Written problem.
Rename "y-tick-label" to "y-axis-tick" wherever it occurs in the records below, and reproduce all the records with nothing else altered.

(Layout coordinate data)
= = =
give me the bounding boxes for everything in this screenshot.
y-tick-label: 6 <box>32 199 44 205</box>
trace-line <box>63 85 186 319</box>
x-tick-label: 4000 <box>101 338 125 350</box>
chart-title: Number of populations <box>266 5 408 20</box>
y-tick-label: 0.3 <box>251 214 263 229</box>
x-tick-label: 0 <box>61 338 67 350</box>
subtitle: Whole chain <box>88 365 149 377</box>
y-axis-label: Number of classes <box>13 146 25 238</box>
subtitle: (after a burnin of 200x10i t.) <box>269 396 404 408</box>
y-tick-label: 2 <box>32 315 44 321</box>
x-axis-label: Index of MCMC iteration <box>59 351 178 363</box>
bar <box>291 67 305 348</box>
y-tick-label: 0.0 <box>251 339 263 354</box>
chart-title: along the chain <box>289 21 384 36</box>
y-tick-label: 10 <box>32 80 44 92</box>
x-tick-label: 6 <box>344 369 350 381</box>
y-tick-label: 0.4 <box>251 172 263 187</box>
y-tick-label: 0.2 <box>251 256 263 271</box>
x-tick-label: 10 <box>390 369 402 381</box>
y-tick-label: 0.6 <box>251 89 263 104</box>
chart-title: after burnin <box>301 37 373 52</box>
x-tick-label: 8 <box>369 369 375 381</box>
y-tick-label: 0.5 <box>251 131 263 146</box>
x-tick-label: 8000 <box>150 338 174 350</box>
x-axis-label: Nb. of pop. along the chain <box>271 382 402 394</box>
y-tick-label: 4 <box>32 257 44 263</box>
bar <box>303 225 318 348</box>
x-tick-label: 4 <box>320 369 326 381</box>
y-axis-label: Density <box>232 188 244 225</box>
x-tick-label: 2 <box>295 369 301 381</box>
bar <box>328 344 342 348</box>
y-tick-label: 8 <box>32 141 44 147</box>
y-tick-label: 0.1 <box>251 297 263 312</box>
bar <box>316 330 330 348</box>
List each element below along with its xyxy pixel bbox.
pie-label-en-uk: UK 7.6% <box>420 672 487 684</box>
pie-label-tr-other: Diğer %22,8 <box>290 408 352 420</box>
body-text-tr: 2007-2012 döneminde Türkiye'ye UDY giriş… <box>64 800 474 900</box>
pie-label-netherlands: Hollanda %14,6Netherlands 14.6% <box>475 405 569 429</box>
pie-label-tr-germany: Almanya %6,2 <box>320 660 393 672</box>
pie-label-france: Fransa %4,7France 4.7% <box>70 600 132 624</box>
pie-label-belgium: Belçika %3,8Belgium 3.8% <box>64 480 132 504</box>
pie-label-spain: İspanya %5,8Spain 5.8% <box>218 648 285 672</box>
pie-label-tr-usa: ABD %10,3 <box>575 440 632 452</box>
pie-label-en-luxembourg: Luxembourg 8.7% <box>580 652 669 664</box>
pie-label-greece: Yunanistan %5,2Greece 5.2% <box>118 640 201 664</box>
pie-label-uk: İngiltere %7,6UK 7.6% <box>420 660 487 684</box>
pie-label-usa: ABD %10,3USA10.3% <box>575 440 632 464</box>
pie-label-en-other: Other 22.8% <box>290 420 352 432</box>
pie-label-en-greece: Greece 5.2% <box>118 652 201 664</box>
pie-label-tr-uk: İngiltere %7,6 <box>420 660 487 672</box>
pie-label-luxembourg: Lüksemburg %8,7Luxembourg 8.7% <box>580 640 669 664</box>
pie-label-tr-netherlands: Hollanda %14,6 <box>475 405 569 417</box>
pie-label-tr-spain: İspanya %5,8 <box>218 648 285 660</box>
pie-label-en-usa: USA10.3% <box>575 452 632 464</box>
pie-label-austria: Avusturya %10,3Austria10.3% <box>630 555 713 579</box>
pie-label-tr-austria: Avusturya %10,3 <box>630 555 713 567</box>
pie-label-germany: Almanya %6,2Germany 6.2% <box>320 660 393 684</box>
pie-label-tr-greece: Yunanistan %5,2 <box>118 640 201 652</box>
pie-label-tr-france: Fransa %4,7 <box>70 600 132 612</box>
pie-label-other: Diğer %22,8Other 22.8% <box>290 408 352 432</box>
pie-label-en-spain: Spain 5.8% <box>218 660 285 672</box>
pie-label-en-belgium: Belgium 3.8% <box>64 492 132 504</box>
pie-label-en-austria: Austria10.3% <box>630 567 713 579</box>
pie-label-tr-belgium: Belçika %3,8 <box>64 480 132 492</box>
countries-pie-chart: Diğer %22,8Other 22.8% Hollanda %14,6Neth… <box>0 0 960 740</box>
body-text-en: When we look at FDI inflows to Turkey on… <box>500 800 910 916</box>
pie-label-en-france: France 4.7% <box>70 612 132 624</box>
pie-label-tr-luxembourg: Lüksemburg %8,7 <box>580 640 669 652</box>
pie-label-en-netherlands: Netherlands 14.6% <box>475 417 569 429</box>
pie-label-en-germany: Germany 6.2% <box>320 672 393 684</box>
= = =
Written response.
give me the bounding boxes for everything in this screenshot.
y-axis-tick: 6 <box>32 199 44 205</box>
trace-line <box>63 85 186 319</box>
x-tick-label: 4000 <box>101 338 125 350</box>
chart-title: Number of populations <box>266 5 408 20</box>
y-axis-tick: 0.3 <box>251 214 263 229</box>
x-tick-label: 0 <box>61 338 67 350</box>
subtitle: Whole chain <box>88 365 149 377</box>
y-axis-label: Number of classes <box>13 146 25 238</box>
subtitle: (after a burnin of 200x10i t.) <box>269 396 404 408</box>
y-axis-tick: 2 <box>32 315 44 321</box>
x-axis-label: Index of MCMC iteration <box>59 351 178 363</box>
bar <box>291 67 305 348</box>
y-axis-tick: 0.0 <box>251 339 263 354</box>
chart-title: along the chain <box>289 21 384 36</box>
y-axis-tick: 10 <box>32 80 44 92</box>
x-tick-label: 6 <box>344 369 350 381</box>
y-axis-tick: 0.4 <box>251 172 263 187</box>
y-axis-tick: 0.2 <box>251 256 263 271</box>
x-tick-label: 10 <box>390 369 402 381</box>
y-axis-tick: 0.6 <box>251 89 263 104</box>
chart-title: after burnin <box>301 37 373 52</box>
x-tick-label: 8 <box>369 369 375 381</box>
y-axis-tick: 0.5 <box>251 131 263 146</box>
x-tick-label: 8000 <box>150 338 174 350</box>
x-axis-label: Nb. of pop. along the chain <box>271 382 402 394</box>
y-axis-tick: 4 <box>32 257 44 263</box>
bar <box>303 225 318 348</box>
x-tick-label: 4 <box>320 369 326 381</box>
y-axis-label: Density <box>232 188 244 225</box>
x-tick-label: 2 <box>295 369 301 381</box>
bar <box>328 344 342 348</box>
y-axis-tick: 8 <box>32 141 44 147</box>
y-axis-tick: 0.1 <box>251 297 263 312</box>
bar <box>316 330 330 348</box>
List each element below along with its xyxy pixel bbox.
pie-label-en-uk: UK 7.6% <box>420 672 487 684</box>
pie-label-tr-other: Diğer %22,8 <box>290 408 352 420</box>
body-text-tr: 2007-2012 döneminde Türkiye'ye UDY giriş… <box>64 800 474 900</box>
pie-label-netherlands: Hollanda %14,6Netherlands 14.6% <box>475 405 569 429</box>
pie-label-tr-germany: Almanya %6,2 <box>320 660 393 672</box>
pie-label-france: Fransa %4,7France 4.7% <box>70 600 132 624</box>
pie-label-belgium: Belçika %3,8Belgium 3.8% <box>64 480 132 504</box>
pie-label-spain: İspanya %5,8Spain 5.8% <box>218 648 285 672</box>
pie-label-tr-usa: ABD %10,3 <box>575 440 632 452</box>
pie-label-en-luxembourg: Luxembourg 8.7% <box>580 652 669 664</box>
pie-label-greece: Yunanistan %5,2Greece 5.2% <box>118 640 201 664</box>
pie-label-uk: İngiltere %7,6UK 7.6% <box>420 660 487 684</box>
pie-label-usa: ABD %10,3USA10.3% <box>575 440 632 464</box>
pie-label-en-other: Other 22.8% <box>290 420 352 432</box>
pie-label-en-greece: Greece 5.2% <box>118 652 201 664</box>
pie-label-tr-uk: İngiltere %7,6 <box>420 660 487 672</box>
pie-label-luxembourg: Lüksemburg %8,7Luxembourg 8.7% <box>580 640 669 664</box>
pie-label-tr-netherlands: Hollanda %14,6 <box>475 405 569 417</box>
pie-label-tr-spain: İspanya %5,8 <box>218 648 285 660</box>
pie-label-en-usa: USA10.3% <box>575 452 632 464</box>
pie-label-austria: Avusturya %10,3Austria10.3% <box>630 555 713 579</box>
pie-label-tr-austria: Avusturya %10,3 <box>630 555 713 567</box>
pie-label-germany: Almanya %6,2Germany 6.2% <box>320 660 393 684</box>
pie-label-tr-greece: Yunanistan %5,2 <box>118 640 201 652</box>
pie-label-tr-france: Fransa %4,7 <box>70 600 132 612</box>
pie-label-other: Diğer %22,8Other 22.8% <box>290 408 352 432</box>
pie-label-en-spain: Spain 5.8% <box>218 660 285 672</box>
pie-label-en-belgium: Belgium 3.8% <box>64 492 132 504</box>
pie-label-en-austria: Austria10.3% <box>630 567 713 579</box>
pie-label-tr-belgium: Belçika %3,8 <box>64 480 132 492</box>
countries-pie-chart: Diğer %22,8Other 22.8% Hollanda %14,6Neth… <box>0 0 960 740</box>
body-text-en: When we look at FDI inflows to Turkey on… <box>500 800 910 916</box>
pie-label-en-france: France 4.7% <box>70 612 132 624</box>
pie-label-tr-luxembourg: Lüksemburg %8,7 <box>580 640 669 652</box>
pie-label-en-netherlands: Netherlands 14.6% <box>475 417 569 429</box>
pie-label-en-germany: Germany 6.2% <box>320 672 393 684</box>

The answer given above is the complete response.